[start]
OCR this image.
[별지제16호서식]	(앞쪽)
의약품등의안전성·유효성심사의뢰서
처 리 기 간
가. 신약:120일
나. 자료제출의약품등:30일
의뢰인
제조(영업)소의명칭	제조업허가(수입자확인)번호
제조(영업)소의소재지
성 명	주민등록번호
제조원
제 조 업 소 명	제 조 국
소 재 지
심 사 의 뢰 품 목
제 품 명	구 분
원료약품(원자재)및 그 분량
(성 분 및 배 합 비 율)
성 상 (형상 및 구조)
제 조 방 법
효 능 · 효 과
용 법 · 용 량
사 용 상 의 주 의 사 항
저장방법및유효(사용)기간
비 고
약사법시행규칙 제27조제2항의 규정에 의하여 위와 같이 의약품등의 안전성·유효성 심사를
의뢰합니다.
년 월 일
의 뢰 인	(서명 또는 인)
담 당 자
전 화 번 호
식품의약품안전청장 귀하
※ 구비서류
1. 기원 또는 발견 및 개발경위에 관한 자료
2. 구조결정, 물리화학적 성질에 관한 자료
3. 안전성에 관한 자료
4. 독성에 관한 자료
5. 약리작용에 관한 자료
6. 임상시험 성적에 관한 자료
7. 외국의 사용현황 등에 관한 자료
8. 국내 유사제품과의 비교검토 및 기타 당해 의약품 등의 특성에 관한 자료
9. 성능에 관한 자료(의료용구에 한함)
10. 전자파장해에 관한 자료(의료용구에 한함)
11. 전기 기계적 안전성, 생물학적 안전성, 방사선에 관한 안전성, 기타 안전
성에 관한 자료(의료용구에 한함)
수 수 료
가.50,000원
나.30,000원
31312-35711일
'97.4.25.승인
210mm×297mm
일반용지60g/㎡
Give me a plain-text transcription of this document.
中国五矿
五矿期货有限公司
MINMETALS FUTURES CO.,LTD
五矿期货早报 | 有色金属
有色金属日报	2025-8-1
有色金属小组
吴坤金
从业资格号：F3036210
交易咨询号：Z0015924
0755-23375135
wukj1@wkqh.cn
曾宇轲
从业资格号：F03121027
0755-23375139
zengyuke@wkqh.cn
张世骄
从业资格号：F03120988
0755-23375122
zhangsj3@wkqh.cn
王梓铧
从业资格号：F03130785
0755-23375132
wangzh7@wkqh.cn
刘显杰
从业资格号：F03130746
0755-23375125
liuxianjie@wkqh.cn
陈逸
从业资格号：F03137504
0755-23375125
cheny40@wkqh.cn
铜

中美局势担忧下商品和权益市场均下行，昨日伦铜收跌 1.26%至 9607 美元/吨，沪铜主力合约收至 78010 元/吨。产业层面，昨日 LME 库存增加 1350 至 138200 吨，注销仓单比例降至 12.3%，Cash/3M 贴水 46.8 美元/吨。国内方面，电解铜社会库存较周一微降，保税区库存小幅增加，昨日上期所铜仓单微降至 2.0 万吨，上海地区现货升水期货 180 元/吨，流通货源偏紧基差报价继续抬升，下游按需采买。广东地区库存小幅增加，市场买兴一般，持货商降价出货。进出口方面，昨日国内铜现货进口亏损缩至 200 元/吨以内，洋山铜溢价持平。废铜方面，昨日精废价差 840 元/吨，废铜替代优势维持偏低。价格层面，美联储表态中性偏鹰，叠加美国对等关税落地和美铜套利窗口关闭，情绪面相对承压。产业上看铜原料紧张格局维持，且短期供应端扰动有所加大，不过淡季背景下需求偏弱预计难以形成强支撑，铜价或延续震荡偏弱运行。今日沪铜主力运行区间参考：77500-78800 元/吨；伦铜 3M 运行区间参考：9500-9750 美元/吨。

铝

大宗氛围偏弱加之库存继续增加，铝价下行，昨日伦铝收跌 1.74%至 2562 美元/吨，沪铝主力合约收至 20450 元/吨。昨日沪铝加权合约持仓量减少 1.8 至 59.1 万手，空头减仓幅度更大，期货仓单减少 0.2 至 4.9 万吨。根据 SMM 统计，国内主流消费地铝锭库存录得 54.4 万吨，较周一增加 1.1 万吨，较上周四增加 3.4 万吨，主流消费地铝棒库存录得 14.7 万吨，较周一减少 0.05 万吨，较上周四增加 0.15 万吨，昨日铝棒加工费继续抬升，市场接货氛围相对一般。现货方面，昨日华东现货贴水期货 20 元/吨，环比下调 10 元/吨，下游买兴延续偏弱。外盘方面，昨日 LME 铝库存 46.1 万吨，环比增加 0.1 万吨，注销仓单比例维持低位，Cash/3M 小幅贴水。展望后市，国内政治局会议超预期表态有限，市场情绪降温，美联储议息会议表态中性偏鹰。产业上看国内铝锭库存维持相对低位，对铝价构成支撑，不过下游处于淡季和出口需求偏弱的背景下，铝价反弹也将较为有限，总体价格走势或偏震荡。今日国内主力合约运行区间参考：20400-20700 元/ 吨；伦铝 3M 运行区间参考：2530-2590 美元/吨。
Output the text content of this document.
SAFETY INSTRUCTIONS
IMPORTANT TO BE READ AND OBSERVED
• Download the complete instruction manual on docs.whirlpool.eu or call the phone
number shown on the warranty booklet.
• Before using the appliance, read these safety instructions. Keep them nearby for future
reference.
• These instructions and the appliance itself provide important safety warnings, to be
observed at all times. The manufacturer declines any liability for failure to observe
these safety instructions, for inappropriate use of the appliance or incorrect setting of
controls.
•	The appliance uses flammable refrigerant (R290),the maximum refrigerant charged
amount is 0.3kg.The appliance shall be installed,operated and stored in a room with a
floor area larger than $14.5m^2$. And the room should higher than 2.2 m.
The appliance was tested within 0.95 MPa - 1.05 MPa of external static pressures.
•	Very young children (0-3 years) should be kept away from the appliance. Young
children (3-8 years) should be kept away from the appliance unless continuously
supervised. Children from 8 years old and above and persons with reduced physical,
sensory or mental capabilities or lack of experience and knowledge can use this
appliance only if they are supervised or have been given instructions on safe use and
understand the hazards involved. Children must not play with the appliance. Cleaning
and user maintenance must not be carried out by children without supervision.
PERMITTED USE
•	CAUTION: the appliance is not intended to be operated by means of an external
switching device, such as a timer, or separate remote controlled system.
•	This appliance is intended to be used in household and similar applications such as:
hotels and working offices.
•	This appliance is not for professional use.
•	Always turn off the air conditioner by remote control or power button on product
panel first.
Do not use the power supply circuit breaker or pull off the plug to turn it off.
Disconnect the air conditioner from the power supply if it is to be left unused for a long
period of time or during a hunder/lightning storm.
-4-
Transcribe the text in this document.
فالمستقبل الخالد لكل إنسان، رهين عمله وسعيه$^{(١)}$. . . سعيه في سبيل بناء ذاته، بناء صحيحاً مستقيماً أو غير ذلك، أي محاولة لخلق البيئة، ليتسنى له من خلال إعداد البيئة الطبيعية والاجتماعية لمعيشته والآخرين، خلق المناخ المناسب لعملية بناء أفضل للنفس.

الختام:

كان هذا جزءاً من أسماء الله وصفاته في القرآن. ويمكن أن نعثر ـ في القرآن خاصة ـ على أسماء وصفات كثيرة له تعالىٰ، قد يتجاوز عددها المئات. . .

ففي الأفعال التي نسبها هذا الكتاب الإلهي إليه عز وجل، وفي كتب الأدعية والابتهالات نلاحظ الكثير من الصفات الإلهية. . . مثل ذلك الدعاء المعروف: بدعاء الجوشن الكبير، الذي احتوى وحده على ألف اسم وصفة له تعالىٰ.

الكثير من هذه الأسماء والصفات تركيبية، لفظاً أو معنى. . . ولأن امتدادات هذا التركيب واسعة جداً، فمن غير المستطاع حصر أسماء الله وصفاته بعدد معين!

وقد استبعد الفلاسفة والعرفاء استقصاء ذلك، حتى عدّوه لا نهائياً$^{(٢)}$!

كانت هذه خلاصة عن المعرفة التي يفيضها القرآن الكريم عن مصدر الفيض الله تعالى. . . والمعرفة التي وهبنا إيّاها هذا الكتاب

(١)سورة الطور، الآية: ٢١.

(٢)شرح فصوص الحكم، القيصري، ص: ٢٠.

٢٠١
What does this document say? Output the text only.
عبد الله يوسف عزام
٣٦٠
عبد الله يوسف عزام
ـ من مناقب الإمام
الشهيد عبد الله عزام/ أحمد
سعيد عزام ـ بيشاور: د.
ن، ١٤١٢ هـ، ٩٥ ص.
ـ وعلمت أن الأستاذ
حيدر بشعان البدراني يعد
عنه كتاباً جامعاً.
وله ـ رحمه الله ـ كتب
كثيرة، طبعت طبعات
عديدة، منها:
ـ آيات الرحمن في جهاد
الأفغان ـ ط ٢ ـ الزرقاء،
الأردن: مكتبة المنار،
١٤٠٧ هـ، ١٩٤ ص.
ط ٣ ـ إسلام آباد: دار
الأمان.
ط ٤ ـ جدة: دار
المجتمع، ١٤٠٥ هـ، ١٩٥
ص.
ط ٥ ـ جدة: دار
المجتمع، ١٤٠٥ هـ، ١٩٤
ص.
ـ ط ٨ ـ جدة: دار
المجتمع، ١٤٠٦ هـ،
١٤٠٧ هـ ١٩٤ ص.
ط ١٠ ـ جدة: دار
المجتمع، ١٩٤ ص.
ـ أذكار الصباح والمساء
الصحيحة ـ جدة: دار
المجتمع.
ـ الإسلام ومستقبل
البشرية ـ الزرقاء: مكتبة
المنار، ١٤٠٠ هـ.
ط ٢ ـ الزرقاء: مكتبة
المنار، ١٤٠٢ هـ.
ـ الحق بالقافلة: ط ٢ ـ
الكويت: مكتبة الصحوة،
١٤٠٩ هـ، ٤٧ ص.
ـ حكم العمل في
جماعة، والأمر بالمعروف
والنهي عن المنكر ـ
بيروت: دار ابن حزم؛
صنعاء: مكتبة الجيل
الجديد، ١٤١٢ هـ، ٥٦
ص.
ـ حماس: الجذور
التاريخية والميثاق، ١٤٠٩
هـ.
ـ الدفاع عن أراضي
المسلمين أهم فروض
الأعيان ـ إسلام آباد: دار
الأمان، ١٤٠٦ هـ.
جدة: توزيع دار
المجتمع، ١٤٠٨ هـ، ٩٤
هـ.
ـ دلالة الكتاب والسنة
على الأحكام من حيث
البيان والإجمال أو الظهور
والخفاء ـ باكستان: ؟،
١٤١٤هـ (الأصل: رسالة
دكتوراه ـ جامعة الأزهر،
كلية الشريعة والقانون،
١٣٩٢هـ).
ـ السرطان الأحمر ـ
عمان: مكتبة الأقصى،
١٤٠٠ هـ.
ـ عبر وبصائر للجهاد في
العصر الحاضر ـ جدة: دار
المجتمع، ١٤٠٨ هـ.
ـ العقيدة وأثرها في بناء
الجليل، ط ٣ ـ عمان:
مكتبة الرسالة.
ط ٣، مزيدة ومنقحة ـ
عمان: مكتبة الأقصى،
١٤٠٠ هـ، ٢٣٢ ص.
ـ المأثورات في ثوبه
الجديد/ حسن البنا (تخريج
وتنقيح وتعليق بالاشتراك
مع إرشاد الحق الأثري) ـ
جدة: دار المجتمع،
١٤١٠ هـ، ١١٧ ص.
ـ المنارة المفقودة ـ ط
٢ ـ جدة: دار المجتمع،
[end]
From the listing, copy each line containing the word "wkqh".

- Exercise answer
wukj1@wkqh.cn
zengyuke@wkqh.cn
zhangsj3@wkqh.cn
wangzh7@wkqh.cn
liuxianjie@wkqh.cn
cheny40@wkqh.cn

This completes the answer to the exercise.